WHAT YOU HAVE TO DO: Copy out each line that includes the word "Firmado".

--- Begin WORKING DATA ---

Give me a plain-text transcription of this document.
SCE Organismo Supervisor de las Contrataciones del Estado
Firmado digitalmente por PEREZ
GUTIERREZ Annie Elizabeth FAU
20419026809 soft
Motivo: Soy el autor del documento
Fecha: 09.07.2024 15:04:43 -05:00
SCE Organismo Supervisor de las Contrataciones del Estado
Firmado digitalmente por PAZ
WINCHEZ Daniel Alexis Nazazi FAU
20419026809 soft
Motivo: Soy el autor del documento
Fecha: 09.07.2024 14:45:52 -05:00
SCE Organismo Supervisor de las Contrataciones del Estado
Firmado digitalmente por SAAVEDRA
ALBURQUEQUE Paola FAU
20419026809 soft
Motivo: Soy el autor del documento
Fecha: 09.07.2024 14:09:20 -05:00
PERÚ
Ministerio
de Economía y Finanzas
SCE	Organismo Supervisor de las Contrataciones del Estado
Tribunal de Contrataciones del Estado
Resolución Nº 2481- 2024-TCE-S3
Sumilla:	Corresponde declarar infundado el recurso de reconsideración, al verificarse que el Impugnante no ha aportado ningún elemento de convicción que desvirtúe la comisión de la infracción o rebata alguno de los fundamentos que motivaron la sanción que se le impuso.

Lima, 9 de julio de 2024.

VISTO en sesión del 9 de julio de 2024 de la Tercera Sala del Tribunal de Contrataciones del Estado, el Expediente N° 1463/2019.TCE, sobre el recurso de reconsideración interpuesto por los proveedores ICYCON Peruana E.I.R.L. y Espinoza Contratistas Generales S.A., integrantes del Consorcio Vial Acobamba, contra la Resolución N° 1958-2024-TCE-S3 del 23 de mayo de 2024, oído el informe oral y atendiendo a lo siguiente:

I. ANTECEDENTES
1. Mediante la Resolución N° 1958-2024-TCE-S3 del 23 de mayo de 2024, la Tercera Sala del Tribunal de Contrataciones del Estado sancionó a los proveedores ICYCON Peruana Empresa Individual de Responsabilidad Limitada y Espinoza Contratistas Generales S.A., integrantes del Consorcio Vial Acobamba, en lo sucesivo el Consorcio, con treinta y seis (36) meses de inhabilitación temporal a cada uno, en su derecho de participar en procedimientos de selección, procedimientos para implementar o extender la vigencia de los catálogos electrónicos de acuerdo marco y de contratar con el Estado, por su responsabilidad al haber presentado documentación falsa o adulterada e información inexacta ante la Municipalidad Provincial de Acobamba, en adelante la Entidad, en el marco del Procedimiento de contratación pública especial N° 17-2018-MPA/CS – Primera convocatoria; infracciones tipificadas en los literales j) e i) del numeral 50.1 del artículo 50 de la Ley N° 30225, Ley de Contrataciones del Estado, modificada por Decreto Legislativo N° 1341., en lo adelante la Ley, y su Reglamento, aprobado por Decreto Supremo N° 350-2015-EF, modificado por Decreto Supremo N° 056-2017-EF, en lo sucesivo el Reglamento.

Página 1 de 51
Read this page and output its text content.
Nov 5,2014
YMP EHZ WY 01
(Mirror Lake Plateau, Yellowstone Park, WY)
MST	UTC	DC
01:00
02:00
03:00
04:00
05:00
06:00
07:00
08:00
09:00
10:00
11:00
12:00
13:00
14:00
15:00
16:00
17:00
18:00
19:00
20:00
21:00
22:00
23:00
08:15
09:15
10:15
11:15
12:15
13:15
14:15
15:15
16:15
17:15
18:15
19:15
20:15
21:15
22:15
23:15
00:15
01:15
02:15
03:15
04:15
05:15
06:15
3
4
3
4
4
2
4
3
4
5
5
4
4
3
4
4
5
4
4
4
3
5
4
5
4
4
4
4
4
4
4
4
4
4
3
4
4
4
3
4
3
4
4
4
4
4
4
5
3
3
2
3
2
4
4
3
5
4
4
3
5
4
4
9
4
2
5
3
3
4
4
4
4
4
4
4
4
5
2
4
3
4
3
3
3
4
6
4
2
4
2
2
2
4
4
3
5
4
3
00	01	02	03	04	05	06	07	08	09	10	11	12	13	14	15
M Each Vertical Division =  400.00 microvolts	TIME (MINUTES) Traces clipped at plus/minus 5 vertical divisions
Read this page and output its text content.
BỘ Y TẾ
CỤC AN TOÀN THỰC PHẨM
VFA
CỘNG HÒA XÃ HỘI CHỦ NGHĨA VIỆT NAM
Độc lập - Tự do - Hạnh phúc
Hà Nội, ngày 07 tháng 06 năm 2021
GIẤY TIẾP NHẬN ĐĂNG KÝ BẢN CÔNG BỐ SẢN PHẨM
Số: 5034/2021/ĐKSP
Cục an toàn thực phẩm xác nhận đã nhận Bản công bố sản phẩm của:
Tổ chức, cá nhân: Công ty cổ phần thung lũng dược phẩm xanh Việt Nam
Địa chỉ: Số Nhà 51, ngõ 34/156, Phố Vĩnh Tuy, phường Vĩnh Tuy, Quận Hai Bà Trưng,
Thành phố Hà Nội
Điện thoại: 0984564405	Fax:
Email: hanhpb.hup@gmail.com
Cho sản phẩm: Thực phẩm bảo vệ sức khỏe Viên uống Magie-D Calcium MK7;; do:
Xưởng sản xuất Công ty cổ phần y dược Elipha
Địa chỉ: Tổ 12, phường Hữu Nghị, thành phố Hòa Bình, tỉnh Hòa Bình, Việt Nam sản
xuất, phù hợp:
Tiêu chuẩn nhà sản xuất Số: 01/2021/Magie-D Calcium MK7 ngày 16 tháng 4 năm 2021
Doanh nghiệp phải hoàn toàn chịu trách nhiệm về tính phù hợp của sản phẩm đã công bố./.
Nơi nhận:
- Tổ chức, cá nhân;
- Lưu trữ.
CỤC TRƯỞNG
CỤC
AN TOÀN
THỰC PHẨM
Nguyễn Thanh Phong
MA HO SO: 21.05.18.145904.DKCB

--- End WORKING DATA ---

ANSWER FOR THE TASK:
Firmado digitalmente por PEREZ
Firmado digitalmente por PAZ
Firmado digitalmente por SAAVEDRA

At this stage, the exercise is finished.